* **Task goal**: What lines of the data hold the string "such"? Pull each one out.

* **The input**:
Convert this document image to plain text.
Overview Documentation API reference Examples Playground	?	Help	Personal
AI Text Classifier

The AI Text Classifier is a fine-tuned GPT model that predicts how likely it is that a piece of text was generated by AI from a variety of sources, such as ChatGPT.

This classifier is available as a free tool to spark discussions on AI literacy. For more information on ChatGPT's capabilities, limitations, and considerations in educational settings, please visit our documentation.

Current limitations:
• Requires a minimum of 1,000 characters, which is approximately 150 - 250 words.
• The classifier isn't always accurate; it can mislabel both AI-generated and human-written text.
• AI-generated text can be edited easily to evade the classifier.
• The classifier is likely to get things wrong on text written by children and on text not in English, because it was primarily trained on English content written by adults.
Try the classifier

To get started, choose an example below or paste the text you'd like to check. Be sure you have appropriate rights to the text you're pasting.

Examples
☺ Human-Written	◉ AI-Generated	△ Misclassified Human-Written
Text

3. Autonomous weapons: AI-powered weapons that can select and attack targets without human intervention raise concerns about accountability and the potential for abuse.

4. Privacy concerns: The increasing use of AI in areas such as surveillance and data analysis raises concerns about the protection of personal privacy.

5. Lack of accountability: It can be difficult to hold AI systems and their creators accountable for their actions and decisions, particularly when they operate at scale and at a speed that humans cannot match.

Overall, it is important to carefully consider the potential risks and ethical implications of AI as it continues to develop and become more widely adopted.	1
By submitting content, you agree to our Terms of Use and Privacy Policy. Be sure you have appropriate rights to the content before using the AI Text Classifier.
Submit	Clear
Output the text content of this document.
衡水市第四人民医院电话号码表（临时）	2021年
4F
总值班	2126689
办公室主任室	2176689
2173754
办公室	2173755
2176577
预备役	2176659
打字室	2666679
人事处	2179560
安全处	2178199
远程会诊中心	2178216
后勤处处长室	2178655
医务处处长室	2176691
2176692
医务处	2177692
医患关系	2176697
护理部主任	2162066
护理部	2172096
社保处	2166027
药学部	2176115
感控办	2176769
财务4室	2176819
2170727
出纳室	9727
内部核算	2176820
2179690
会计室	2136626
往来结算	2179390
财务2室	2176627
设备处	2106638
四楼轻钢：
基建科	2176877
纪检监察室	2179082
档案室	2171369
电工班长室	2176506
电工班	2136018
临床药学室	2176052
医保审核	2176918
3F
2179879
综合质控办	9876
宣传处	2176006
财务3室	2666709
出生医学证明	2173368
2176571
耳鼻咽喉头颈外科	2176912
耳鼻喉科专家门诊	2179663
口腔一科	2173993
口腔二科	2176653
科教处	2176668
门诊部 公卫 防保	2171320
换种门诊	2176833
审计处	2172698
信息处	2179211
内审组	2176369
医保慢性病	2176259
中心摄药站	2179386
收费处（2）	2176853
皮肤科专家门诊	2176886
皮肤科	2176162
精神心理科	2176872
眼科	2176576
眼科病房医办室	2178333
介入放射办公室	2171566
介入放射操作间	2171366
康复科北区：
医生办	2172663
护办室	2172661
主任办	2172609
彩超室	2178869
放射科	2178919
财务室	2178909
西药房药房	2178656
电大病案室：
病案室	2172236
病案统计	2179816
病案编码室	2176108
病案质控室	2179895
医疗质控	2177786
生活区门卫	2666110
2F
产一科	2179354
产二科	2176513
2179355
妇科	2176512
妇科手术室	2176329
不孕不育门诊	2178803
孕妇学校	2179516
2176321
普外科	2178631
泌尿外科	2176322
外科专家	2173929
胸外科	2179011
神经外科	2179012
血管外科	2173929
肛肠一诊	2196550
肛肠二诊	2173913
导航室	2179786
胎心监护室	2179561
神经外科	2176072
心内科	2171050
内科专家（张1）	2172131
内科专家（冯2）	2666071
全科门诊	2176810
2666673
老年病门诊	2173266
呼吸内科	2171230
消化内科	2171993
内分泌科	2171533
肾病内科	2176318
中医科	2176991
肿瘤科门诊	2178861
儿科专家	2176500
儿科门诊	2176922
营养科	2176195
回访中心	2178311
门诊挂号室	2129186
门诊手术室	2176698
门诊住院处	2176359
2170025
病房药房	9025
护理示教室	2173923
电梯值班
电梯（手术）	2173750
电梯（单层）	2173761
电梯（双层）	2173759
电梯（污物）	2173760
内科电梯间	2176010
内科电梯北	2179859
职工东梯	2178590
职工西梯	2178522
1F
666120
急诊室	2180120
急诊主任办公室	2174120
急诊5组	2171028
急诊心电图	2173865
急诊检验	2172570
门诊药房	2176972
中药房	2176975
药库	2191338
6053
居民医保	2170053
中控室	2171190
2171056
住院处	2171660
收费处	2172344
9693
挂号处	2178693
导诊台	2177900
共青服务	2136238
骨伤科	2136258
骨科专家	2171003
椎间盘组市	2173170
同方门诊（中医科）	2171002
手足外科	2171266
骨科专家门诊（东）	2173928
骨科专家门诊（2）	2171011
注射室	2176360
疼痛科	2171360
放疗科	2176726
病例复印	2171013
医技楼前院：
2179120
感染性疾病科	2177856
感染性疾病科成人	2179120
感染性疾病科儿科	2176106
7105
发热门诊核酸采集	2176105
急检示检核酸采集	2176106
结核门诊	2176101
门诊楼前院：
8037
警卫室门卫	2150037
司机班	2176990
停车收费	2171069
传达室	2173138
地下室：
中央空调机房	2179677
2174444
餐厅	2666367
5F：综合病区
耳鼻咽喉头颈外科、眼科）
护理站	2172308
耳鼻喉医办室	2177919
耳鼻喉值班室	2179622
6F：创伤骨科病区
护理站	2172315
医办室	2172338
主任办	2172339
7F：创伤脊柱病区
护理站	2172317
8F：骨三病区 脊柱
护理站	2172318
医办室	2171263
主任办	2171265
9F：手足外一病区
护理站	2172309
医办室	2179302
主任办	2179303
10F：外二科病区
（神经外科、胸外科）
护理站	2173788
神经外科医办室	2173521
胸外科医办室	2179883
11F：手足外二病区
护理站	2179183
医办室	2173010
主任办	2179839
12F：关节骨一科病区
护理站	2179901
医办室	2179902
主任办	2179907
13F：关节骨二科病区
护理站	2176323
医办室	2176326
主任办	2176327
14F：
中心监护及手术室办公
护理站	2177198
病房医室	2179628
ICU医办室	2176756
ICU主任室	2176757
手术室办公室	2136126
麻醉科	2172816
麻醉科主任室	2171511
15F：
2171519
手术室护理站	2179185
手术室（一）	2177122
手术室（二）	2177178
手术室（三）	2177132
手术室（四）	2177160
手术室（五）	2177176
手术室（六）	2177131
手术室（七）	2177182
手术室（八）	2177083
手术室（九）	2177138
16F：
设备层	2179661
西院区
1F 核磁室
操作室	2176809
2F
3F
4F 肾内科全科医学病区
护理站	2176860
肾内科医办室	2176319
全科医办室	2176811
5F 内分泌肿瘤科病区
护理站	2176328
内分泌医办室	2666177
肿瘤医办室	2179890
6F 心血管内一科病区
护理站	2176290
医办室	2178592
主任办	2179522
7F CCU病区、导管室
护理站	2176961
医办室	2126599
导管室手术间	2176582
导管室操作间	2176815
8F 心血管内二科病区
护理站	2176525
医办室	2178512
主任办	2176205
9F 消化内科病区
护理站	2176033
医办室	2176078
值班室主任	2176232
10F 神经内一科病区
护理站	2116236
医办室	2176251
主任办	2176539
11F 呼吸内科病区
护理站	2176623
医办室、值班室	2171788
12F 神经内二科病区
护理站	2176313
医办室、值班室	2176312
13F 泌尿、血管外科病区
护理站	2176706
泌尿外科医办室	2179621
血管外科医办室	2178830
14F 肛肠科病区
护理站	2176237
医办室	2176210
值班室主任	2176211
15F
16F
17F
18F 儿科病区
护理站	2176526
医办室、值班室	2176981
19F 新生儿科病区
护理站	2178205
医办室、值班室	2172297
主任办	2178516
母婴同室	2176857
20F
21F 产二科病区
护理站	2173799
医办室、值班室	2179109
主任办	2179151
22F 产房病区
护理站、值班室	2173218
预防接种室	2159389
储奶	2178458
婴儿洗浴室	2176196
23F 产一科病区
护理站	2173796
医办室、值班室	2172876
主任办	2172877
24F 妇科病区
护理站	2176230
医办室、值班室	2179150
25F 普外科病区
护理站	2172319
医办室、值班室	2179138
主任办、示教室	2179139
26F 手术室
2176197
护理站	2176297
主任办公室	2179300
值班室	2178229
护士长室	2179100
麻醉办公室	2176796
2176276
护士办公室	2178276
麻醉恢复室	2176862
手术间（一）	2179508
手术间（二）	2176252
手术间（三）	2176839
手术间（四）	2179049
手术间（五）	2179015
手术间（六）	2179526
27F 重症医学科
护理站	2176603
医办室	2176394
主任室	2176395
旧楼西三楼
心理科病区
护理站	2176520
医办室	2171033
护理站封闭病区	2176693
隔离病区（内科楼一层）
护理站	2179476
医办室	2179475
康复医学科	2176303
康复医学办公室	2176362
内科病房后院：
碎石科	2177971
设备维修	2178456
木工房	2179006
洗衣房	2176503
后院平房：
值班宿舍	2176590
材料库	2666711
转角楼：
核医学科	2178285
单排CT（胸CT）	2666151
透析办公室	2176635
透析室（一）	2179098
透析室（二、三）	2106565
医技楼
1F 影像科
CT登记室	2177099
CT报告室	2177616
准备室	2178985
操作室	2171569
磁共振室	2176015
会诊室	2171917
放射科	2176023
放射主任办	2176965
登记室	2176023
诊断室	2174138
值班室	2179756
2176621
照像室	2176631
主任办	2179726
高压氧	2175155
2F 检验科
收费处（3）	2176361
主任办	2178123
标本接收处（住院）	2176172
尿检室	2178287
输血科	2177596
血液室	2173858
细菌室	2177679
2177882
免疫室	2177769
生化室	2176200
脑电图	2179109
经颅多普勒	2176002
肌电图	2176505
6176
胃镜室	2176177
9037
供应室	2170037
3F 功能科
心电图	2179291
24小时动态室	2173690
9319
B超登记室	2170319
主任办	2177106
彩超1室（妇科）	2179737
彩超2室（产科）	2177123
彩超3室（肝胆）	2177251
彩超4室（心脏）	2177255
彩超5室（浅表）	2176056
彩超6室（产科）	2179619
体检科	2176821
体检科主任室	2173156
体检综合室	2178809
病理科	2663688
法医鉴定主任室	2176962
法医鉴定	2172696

* **Response to the task**:
The AI Text Classifier is a fine-tuned GPT model that predicts how likely it is that a piece of text was generated by AI from a variety of sources, such as ChatGPT.
4. Privacy concerns: The increasing use of AI in areas such as surveillance and data analysis raises concerns about the protection of personal privacy.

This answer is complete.